■ ASSIGNMENT ■
Where a line of the records holds the string "diarrhea", copy that line.

Collection entries:
== Segment start ==
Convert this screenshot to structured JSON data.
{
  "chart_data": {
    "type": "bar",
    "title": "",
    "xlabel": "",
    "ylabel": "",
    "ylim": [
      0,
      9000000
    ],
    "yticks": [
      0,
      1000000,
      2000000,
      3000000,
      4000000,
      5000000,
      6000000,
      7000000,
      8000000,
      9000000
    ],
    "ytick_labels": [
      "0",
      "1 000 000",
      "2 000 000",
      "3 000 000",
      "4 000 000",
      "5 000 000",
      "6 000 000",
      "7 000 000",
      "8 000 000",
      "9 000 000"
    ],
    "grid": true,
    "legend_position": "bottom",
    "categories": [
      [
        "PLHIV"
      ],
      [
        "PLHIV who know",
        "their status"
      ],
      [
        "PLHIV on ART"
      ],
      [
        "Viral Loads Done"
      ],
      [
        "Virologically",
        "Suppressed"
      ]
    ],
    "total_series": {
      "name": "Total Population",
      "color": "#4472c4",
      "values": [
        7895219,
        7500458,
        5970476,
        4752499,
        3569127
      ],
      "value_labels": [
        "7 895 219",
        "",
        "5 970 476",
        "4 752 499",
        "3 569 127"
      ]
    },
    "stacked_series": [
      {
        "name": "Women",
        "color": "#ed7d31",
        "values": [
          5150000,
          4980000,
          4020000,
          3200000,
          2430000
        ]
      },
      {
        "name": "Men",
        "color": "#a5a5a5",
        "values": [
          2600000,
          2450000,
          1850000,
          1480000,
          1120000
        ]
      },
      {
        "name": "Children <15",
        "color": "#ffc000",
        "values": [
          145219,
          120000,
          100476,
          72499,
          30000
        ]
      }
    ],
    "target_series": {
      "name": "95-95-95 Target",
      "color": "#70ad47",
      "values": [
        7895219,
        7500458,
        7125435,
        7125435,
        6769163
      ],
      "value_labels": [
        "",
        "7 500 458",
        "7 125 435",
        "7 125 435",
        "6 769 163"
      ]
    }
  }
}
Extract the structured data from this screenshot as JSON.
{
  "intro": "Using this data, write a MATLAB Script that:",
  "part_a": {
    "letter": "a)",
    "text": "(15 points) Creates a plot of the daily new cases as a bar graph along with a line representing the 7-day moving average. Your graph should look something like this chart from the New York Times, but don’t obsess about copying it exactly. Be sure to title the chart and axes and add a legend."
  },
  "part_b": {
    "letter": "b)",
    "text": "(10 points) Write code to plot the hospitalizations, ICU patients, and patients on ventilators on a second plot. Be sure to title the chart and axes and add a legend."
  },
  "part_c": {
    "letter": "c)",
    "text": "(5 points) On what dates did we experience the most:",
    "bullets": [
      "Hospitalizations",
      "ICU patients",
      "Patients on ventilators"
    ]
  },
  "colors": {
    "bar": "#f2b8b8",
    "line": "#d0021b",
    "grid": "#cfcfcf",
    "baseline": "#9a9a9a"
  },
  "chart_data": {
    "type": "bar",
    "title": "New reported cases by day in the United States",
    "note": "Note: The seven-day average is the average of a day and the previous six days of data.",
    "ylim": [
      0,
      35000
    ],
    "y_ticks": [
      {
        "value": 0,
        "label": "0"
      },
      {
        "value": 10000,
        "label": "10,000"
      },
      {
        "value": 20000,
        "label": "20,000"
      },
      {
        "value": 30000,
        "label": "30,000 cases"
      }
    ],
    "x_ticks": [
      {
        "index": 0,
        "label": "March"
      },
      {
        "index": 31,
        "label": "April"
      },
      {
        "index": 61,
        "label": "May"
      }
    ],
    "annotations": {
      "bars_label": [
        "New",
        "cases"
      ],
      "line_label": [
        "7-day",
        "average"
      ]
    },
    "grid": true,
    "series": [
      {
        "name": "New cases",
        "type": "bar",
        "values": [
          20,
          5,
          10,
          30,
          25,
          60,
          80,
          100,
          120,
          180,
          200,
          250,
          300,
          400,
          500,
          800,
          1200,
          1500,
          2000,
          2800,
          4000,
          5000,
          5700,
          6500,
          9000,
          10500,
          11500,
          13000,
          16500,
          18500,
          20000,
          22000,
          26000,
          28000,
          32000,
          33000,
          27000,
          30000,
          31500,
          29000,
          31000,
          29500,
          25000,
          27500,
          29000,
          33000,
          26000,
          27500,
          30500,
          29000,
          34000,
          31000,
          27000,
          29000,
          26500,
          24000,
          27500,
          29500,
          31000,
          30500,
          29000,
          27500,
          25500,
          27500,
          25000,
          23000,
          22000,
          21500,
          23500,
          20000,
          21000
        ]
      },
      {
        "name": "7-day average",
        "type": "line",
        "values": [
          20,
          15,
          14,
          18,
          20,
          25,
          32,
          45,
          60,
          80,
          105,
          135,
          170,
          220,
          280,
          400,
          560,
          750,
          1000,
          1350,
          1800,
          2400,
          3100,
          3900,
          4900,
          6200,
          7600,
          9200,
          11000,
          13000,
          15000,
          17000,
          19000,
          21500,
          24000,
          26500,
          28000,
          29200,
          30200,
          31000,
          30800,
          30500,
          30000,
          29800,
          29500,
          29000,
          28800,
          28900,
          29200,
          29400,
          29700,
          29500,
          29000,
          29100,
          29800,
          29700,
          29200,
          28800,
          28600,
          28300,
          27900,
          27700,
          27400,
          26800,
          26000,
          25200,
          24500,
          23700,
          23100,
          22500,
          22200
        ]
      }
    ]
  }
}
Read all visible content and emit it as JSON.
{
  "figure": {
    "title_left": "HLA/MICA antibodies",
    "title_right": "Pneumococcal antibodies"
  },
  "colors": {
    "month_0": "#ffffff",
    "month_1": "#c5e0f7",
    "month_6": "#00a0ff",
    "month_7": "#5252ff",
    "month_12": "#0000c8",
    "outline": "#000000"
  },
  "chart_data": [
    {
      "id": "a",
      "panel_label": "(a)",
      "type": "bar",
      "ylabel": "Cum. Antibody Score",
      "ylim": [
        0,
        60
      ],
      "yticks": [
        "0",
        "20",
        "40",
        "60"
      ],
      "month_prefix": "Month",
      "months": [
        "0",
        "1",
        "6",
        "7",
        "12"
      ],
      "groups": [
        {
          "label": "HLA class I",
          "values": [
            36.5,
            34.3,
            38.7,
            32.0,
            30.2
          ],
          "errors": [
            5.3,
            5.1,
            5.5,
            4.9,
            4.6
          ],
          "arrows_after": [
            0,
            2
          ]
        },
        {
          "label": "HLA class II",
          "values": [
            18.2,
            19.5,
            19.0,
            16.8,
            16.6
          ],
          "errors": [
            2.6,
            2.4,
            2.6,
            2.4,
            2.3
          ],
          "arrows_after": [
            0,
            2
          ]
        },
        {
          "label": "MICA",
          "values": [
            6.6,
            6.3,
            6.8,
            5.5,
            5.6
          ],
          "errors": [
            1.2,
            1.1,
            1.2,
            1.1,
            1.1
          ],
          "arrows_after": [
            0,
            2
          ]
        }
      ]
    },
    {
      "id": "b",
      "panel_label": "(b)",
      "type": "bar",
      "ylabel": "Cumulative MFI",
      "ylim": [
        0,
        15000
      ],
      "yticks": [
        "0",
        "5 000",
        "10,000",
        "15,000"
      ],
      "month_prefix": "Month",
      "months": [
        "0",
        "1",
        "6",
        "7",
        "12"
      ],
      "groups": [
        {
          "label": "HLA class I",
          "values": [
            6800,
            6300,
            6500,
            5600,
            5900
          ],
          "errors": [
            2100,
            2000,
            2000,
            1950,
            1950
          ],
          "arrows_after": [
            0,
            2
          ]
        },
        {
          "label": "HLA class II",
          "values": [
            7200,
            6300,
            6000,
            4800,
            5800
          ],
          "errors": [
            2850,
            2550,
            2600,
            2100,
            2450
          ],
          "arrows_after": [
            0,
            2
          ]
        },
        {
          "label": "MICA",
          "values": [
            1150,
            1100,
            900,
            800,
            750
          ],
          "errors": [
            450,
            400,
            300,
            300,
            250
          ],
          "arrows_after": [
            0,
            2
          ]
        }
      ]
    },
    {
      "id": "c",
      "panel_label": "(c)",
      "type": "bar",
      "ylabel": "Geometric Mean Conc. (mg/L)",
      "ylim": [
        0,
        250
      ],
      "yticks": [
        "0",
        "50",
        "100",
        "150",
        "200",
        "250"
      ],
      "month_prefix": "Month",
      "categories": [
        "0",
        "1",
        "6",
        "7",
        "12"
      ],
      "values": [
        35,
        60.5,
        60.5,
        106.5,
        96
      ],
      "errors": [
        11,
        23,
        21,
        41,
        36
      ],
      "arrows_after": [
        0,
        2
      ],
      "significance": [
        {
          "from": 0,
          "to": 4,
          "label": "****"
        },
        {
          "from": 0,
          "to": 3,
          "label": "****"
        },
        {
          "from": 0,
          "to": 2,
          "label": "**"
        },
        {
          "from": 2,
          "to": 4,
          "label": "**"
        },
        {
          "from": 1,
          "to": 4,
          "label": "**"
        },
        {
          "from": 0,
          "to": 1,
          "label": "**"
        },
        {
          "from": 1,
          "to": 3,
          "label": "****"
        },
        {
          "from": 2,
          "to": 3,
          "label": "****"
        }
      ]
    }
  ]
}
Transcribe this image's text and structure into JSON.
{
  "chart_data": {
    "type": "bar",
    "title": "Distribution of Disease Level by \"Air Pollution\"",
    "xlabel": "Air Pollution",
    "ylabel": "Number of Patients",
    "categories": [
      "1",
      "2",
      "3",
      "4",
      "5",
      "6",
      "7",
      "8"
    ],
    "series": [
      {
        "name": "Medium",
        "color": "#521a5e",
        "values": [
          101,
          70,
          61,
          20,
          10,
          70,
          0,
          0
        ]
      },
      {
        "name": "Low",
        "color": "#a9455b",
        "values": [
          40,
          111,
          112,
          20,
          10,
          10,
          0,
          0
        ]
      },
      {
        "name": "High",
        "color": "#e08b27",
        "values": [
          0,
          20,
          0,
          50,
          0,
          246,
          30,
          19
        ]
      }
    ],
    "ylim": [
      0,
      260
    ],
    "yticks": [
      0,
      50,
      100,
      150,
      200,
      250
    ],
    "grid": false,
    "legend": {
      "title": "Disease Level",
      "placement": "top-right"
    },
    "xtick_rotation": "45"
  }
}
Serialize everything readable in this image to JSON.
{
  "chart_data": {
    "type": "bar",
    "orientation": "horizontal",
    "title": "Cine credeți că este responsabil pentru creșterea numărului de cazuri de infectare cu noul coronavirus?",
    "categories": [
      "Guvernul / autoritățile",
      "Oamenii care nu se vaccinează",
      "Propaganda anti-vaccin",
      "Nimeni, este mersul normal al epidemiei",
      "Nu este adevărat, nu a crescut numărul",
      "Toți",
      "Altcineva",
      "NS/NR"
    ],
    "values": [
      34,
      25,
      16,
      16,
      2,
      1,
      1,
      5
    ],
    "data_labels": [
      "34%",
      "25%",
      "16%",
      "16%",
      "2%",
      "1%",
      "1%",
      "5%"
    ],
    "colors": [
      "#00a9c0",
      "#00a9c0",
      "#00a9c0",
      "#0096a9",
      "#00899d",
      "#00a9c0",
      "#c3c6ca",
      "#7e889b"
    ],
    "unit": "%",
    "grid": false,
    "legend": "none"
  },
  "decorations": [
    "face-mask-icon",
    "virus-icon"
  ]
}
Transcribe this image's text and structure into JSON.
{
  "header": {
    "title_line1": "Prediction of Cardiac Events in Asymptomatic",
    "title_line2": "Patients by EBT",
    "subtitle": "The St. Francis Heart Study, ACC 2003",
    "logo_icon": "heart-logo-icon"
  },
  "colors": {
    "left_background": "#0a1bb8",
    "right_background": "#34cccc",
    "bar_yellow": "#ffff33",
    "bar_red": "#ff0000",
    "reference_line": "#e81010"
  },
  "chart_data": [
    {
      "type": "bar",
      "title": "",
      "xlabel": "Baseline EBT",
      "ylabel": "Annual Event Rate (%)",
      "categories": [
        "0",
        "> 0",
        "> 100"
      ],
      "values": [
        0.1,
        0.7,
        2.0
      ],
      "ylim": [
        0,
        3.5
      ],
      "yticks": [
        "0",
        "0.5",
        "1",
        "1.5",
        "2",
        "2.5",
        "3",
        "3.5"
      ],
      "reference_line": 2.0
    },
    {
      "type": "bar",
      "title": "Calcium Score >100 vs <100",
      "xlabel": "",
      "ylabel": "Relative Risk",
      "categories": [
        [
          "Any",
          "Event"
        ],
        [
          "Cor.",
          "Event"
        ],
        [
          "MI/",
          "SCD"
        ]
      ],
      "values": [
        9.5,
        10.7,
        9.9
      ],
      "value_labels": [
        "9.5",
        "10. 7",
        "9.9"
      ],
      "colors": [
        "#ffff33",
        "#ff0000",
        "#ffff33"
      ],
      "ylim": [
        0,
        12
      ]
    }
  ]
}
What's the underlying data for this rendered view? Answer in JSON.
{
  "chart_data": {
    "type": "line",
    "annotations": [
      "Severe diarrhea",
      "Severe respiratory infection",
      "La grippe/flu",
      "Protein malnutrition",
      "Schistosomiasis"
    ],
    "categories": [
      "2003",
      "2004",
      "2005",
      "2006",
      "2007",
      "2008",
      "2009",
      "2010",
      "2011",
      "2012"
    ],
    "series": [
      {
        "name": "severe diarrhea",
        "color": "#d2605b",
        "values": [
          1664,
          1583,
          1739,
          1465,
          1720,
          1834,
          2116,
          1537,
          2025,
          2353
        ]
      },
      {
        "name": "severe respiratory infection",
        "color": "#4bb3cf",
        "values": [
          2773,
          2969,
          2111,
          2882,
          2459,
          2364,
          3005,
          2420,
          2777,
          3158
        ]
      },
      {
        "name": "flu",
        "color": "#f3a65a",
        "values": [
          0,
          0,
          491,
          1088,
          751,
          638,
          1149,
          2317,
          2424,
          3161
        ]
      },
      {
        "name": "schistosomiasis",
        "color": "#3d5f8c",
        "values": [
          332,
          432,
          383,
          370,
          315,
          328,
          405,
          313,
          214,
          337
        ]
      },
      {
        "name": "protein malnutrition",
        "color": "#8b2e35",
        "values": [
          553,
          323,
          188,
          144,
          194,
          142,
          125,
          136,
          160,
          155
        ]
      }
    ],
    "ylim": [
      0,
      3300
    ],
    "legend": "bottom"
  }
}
== Segment end ==
■ RESULT FOR THIS TASK ■
      "Severe diarrhea",
        "name": "severe diarrhea",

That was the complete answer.